Task to complete
Return all lines with the word "помещения" in them.

Extracted material
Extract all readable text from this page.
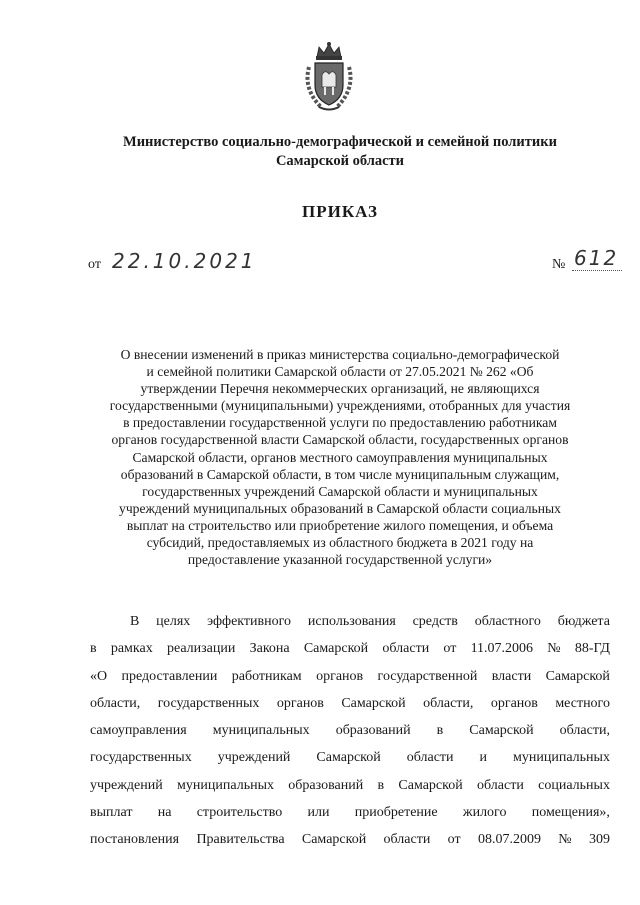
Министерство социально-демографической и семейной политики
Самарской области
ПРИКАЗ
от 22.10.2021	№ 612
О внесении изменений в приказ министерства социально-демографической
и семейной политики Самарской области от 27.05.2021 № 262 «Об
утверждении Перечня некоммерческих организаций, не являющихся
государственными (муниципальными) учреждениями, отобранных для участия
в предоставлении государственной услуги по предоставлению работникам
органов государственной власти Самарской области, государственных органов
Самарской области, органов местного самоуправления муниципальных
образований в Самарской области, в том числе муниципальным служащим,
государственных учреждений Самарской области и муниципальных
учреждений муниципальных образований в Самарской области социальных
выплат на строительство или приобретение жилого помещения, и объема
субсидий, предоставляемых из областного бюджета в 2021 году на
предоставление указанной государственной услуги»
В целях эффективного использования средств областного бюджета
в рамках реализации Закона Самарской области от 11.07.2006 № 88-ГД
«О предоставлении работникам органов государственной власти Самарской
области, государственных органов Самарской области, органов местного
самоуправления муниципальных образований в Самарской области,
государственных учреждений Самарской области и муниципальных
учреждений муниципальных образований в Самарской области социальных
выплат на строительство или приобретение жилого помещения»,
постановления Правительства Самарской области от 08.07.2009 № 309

...

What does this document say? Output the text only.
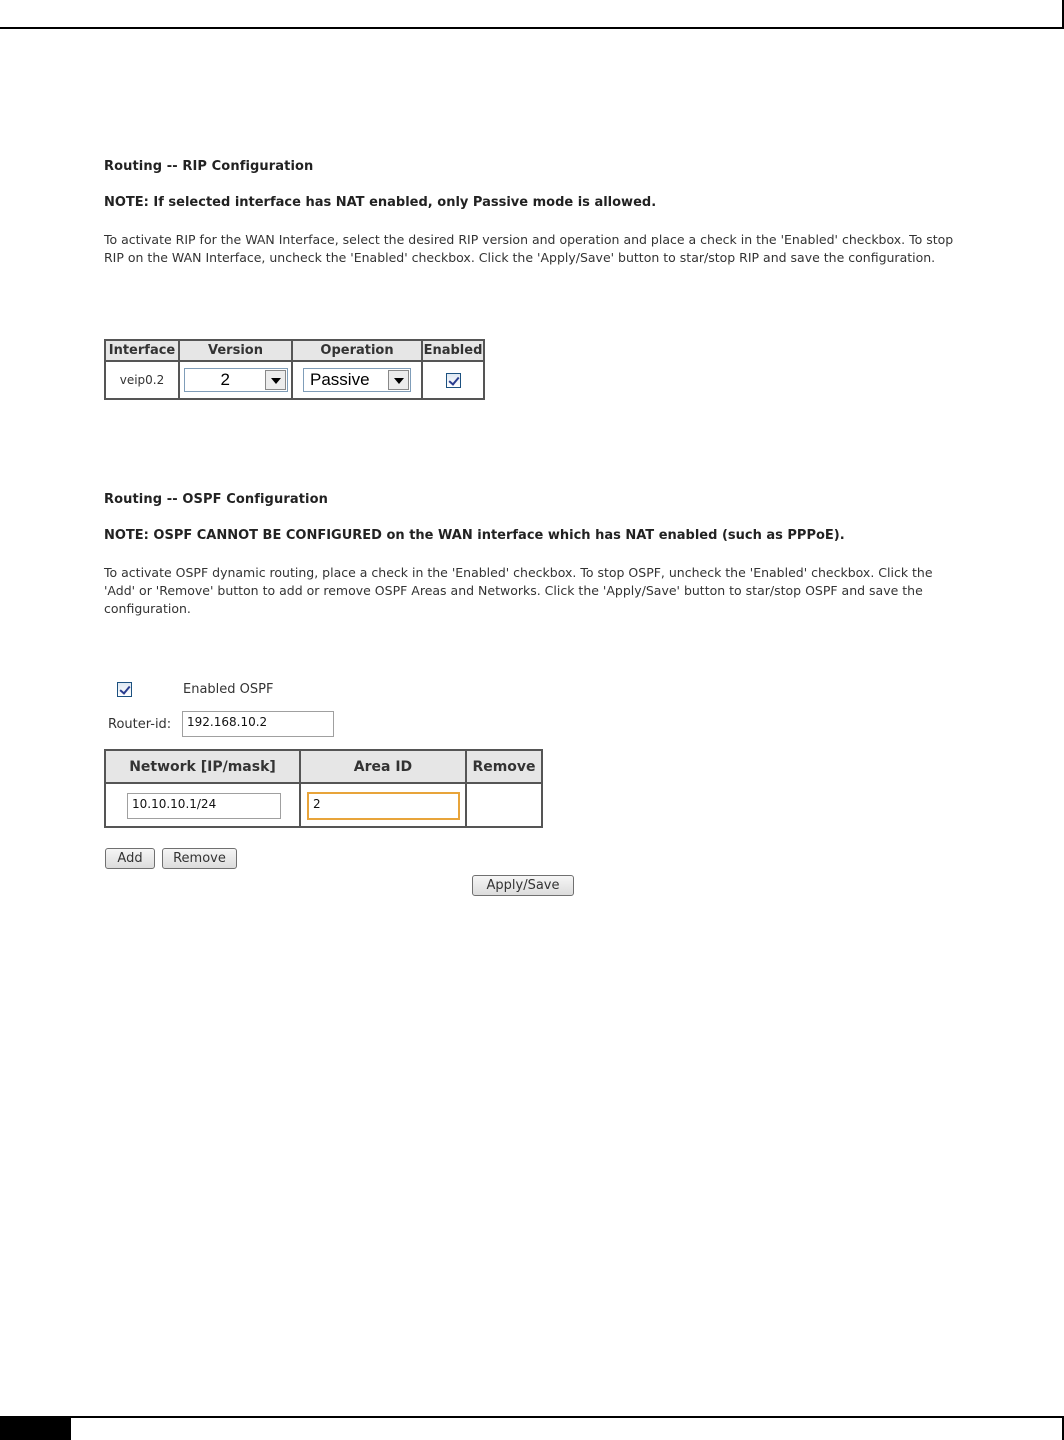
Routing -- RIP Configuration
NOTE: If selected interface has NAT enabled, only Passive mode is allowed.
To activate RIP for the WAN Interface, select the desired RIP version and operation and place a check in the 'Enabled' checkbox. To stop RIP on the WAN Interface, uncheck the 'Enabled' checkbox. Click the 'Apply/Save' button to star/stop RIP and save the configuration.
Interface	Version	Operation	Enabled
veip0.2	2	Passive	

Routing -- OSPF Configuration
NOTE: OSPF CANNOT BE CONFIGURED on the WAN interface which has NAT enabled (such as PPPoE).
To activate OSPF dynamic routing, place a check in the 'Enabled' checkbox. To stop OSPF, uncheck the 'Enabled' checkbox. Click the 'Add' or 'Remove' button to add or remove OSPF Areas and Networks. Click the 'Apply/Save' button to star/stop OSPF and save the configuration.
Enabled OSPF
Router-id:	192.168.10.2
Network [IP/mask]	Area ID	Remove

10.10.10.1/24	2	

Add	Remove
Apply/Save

Solution to this exercise
выплат на строительство или приобретение жилого помещения, и объема
выплат на строительство или приобретение жилого помещения»,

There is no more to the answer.